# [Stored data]
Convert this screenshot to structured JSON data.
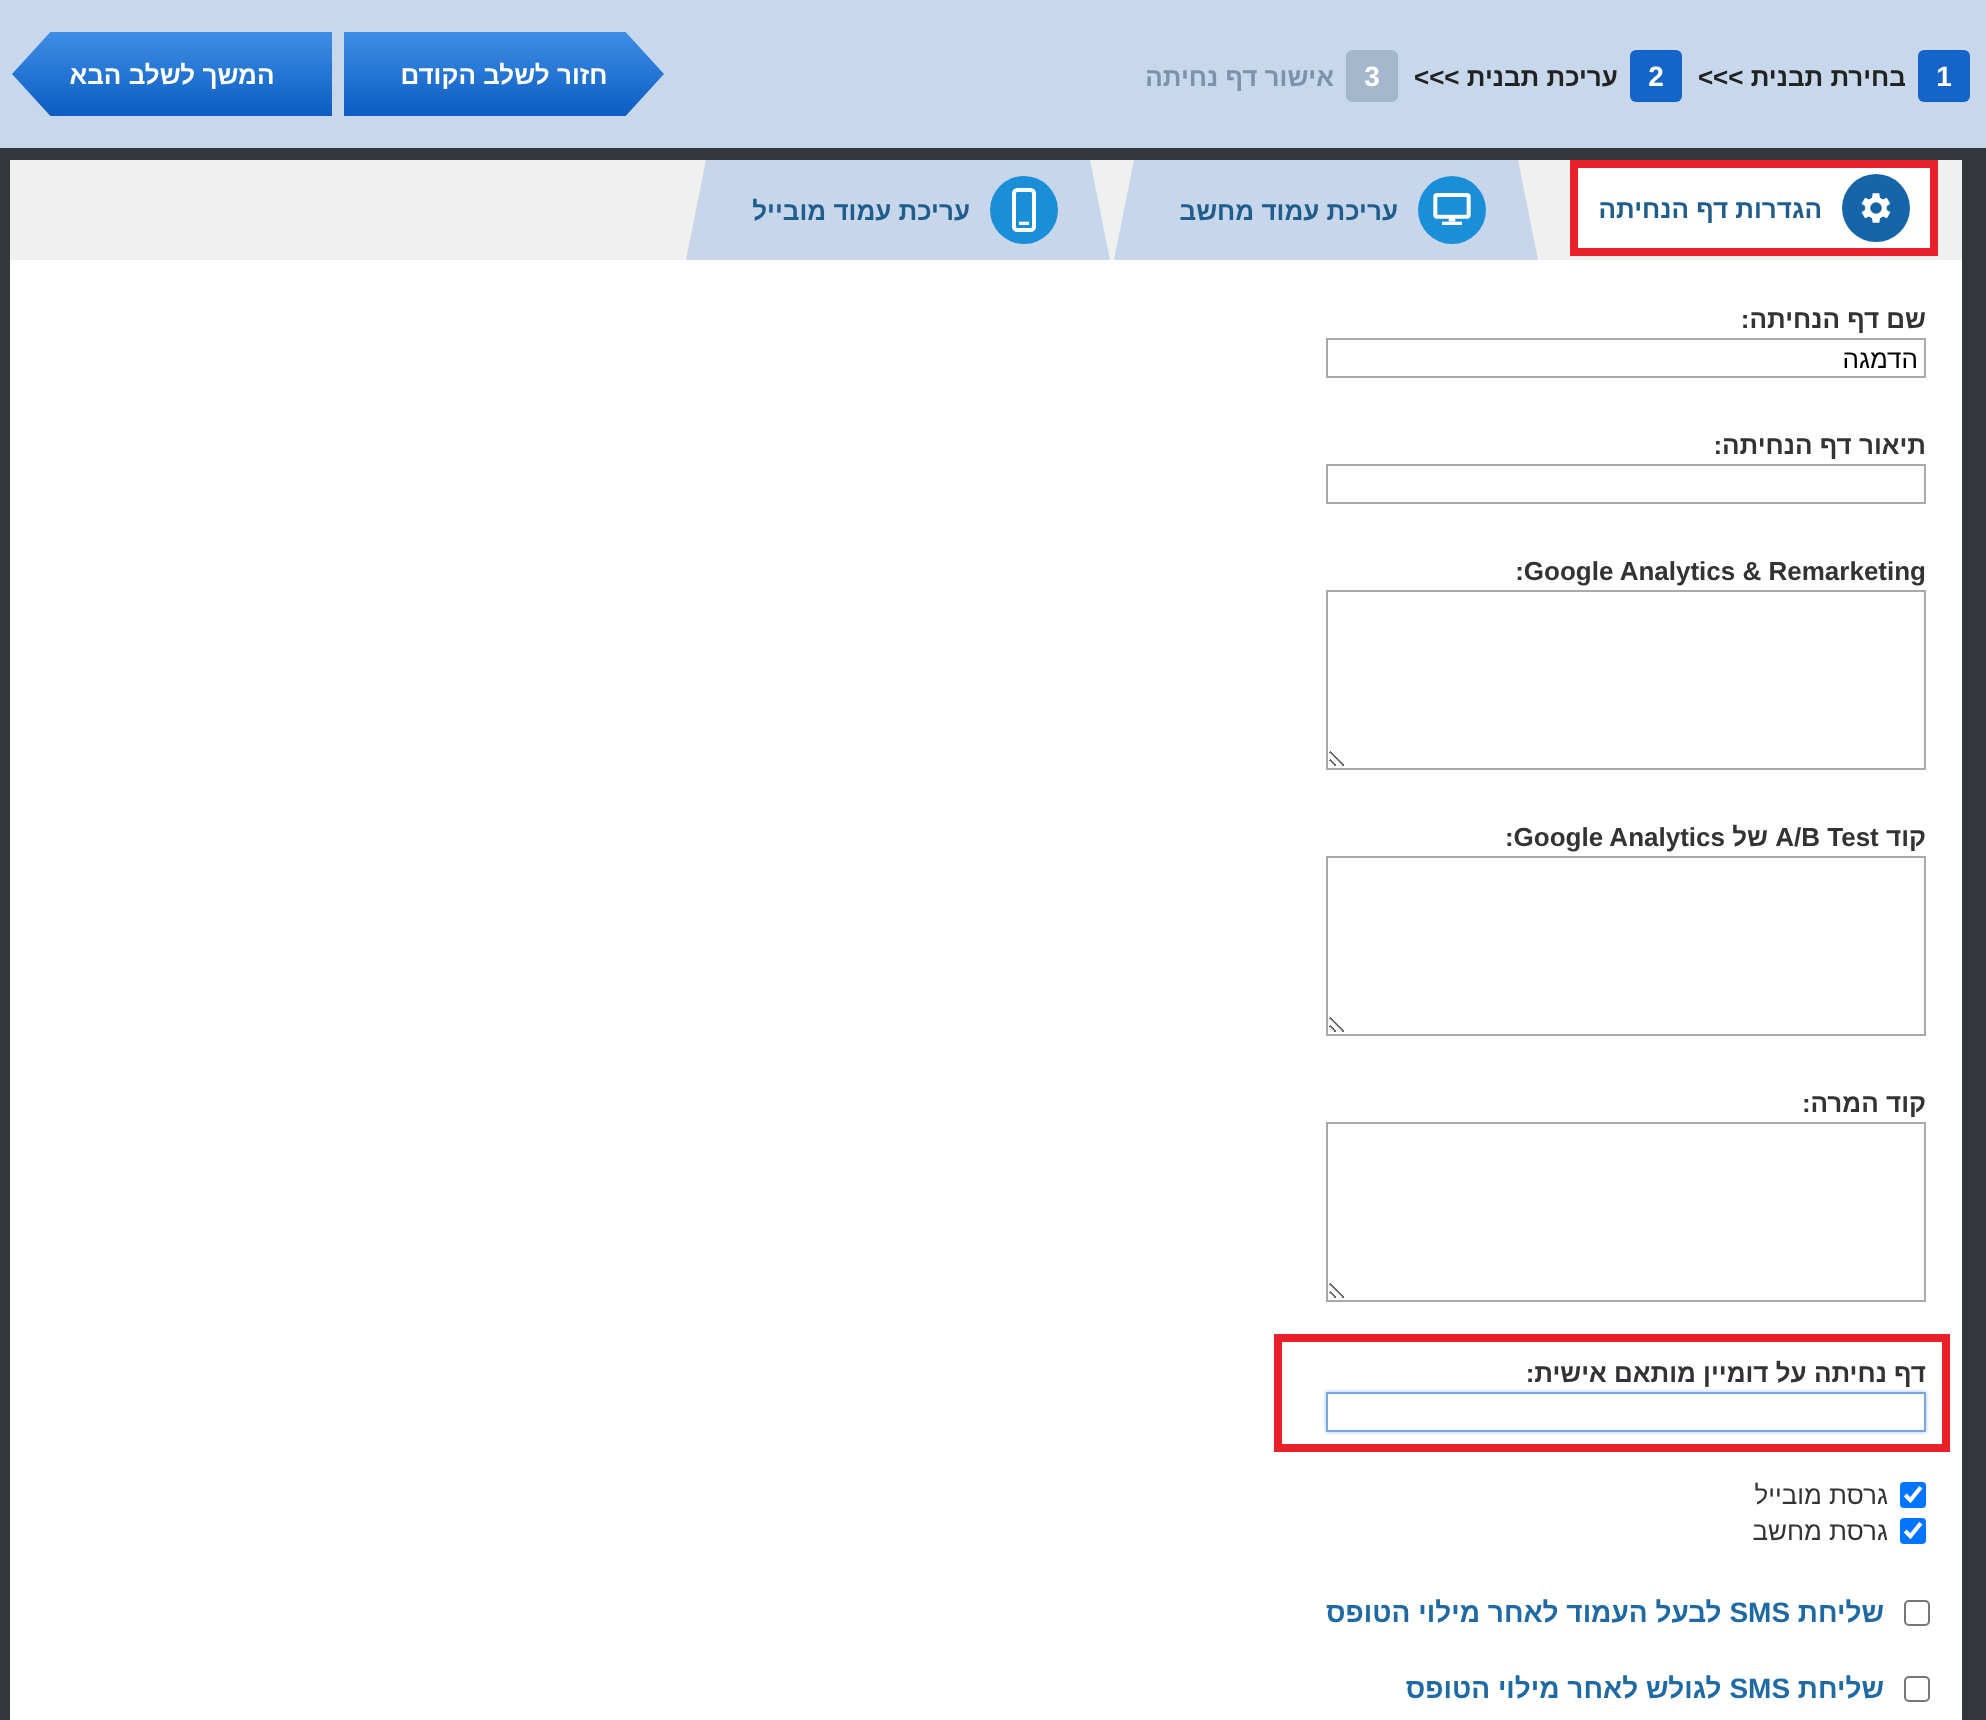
{
  "steps": [
    {
      "number": "1",
      "label": "בחירת תבנית >>>",
      "active": true
    },
    {
      "number": "2",
      "label": "עריכת תבנית >>>",
      "active": true
    },
    {
      "number": "3",
      "label": "אישור דף נחיתה",
      "active": false
    }
  ],
  "buttons": [
    {
      "label": "חזור לשלב הקודם",
      "kind": "back"
    },
    {
      "label": "המשך לשלב הבא",
      "kind": "next"
    }
  ],
  "tabs": [
    {
      "label": "הגדרות דף הנחיתה",
      "kind": "gear",
      "selected": true,
      "highlighted": true
    },
    {
      "label": "עריכת עמוד מחשב",
      "kind": "monitor",
      "selected": false,
      "highlighted": false
    },
    {
      "label": "עריכת עמוד מובייל",
      "kind": "phone",
      "selected": false,
      "highlighted": false
    }
  ],
  "fields": [
    {
      "label": "שם דף הנחיתה:",
      "kind": "input",
      "value": "הדמגה",
      "focused": false,
      "highlighted": false
    },
    {
      "label": "תיאור דף הנחיתה:",
      "kind": "input",
      "focused": false,
      "highlighted": false
    },
    {
      "label": "Google Analytics & Remarketing:",
      "kind": "textarea",
      "focused": false,
      "highlighted": false
    },
    {
      "label": "קוד A/B Test של Google Analytics:",
      "kind": "textarea",
      "focused": false,
      "highlighted": false
    },
    {
      "label": "קוד המרה:",
      "kind": "textarea",
      "focused": false,
      "highlighted": false
    },
    {
      "label": "דף נחיתה על דומיין מותאם אישית:",
      "kind": "input",
      "focused": true,
      "highlighted": true
    }
  ],
  "versions": [
    {
      "label": "גרסת מובייל",
      "checked": true
    },
    {
      "label": "גרסת מחשב",
      "checked": true
    }
  ],
  "sms_options": [
    {
      "label": "שליחת SMS לבעל העמוד לאחר מילוי הטופס",
      "checked": false
    },
    {
      "label": "שליחת SMS לגולש לאחר מילוי הטופס",
      "checked": false
    }
  ]
}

# [WHAT YOU SHOULD DO]
Determine how many lines contain the word "מובייל" and reply with that number alone.

# [THE RESPONSE]
2